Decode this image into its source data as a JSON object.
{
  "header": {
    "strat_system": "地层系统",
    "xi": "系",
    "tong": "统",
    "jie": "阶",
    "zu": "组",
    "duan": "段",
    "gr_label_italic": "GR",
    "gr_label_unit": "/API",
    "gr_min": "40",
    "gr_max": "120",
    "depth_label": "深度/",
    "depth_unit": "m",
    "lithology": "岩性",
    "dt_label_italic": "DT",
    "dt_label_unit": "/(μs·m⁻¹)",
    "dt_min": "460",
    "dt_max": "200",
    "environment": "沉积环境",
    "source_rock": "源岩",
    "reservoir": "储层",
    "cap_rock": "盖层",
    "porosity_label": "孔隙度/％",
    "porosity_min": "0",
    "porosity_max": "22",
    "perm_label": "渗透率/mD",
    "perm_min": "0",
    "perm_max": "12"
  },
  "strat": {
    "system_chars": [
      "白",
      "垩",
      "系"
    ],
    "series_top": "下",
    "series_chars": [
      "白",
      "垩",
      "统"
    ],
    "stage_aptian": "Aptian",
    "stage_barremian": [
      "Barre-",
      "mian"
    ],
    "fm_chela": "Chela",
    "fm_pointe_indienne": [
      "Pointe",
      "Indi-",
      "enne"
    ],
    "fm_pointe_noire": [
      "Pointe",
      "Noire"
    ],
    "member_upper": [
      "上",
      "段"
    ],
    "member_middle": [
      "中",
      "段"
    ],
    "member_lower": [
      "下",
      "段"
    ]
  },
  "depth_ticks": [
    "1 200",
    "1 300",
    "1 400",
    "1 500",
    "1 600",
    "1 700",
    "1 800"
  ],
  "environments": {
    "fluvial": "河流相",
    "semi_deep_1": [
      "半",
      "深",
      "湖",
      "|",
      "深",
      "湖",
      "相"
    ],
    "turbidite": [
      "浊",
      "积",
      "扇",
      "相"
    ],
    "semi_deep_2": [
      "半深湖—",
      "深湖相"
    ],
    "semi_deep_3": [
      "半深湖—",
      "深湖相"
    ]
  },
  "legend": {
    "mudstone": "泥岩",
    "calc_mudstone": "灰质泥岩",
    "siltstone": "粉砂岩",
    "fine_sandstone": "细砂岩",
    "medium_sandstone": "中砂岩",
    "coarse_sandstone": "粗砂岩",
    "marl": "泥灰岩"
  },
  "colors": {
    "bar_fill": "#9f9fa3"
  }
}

▶ [EXERCISE BRIEF]:
Write down all the entries again without a single difference.

▶ [FINISHED TASK]:
Decode this image into its source data as a JSON object.
{
  "header": {
    "strat_system": "地层系统",
    "xi": "系",
    "tong": "统",
    "jie": "阶",
    "zu": "组",
    "duan": "段",
    "gr_label_italic": "GR",
    "gr_label_unit": "/API",
    "gr_min": "40",
    "gr_max": "120",
    "depth_label": "深度/",
    "depth_unit": "m",
    "lithology": "岩性",
    "dt_label_italic": "DT",
    "dt_label_unit": "/(μs·m⁻¹)",
    "dt_min": "460",
    "dt_max": "200",
    "environment": "沉积环境",
    "source_rock": "源岩",
    "reservoir": "储层",
    "cap_rock": "盖层",
    "porosity_label": "孔隙度/％",
    "porosity_min": "0",
    "porosity_max": "22",
    "perm_label": "渗透率/mD",
    "perm_min": "0",
    "perm_max": "12"
  },
  "strat": {
    "system_chars": [
      "白",
      "垩",
      "系"
    ],
    "series_top": "下",
    "series_chars": [
      "白",
      "垩",
      "统"
    ],
    "stage_aptian": "Aptian",
    "stage_barremian": [
      "Barre-",
      "mian"
    ],
    "fm_chela": "Chela",
    "fm_pointe_indienne": [
      "Pointe",
      "Indi-",
      "enne"
    ],
    "fm_pointe_noire": [
      "Pointe",
      "Noire"
    ],
    "member_upper": [
      "上",
      "段"
    ],
    "member_middle": [
      "中",
      "段"
    ],
    "member_lower": [
      "下",
      "段"
    ]
  },
  "depth_ticks": [
    "1 200",
    "1 300",
    "1 400",
    "1 500",
    "1 600",
    "1 700",
    "1 800"
  ],
  "environments": {
    "fluvial": "河流相",
    "semi_deep_1": [
      "半",
      "深",
      "湖",
      "|",
      "深",
      "湖",
      "相"
    ],
    "turbidite": [
      "浊",
      "积",
      "扇",
      "相"
    ],
    "semi_deep_2": [
      "半深湖—",
      "深湖相"
    ],
    "semi_deep_3": [
      "半深湖—",
      "深湖相"
    ]
  },
  "legend": {
    "mudstone": "泥岩",
    "calc_mudstone": "灰质泥岩",
    "siltstone": "粉砂岩",
    "fine_sandstone": "细砂岩",
    "medium_sandstone": "中砂岩",
    "coarse_sandstone": "粗砂岩",
    "marl": "泥灰岩"
  },
  "colors": {
    "bar_fill": "#9f9fa3"
  }
}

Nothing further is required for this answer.